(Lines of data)
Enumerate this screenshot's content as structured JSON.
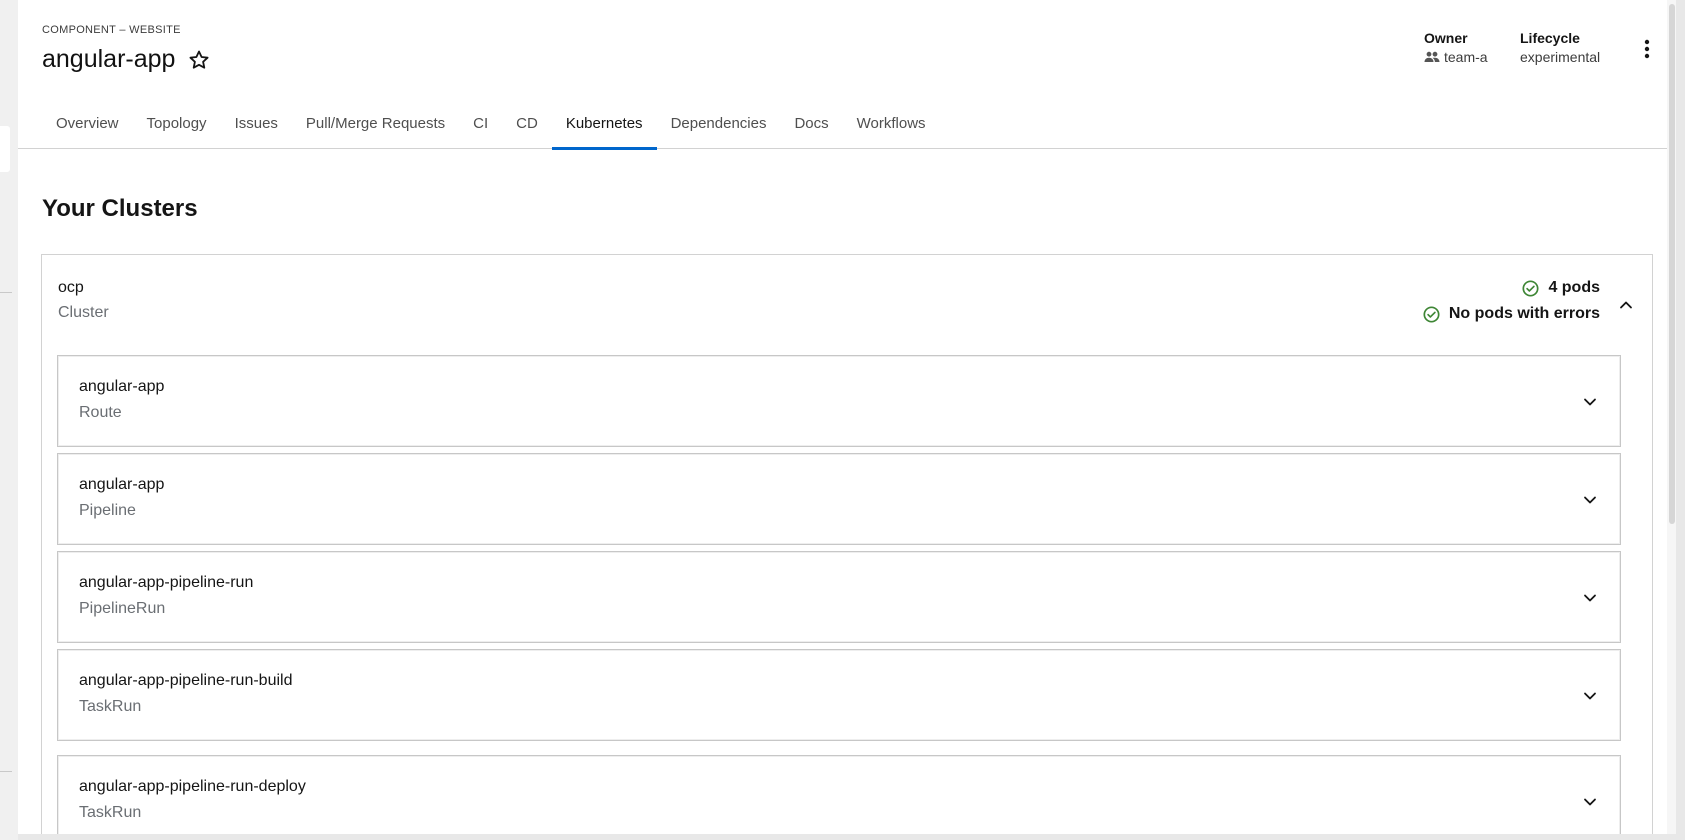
{
  "header": {
    "eyebrow": "COMPONENT – WEBSITE",
    "title": "angular-app",
    "owner_label": "Owner",
    "owner_value": "team-a",
    "lifecycle_label": "Lifecycle",
    "lifecycle_value": "experimental"
  },
  "tabs": [
    {
      "label": "Overview",
      "active": false
    },
    {
      "label": "Topology",
      "active": false
    },
    {
      "label": "Issues",
      "active": false
    },
    {
      "label": "Pull/Merge Requests",
      "active": false
    },
    {
      "label": "CI",
      "active": false
    },
    {
      "label": "CD",
      "active": false
    },
    {
      "label": "Kubernetes",
      "active": true
    },
    {
      "label": "Dependencies",
      "active": false
    },
    {
      "label": "Docs",
      "active": false
    },
    {
      "label": "Workflows",
      "active": false
    }
  ],
  "section_title": "Your Clusters",
  "cluster": {
    "name": "ocp",
    "type": "Cluster",
    "pods_status": "4 pods",
    "errors_status": "No pods with errors",
    "status_color": "#3e8635",
    "expanded": true,
    "resources": [
      {
        "name": "angular-app",
        "kind": "Route"
      },
      {
        "name": "angular-app",
        "kind": "Pipeline"
      },
      {
        "name": "angular-app-pipeline-run",
        "kind": "PipelineRun"
      },
      {
        "name": "angular-app-pipeline-run-build",
        "kind": "TaskRun"
      },
      {
        "name": "angular-app-pipeline-run-deploy",
        "kind": "TaskRun"
      }
    ]
  },
  "colors": {
    "accent": "#0066cc",
    "success": "#3e8635"
  }
}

- _What is being asked_:
How many lines of these entries contain "angular"? Answer with the number and nothing else.

- _Written answer_:
6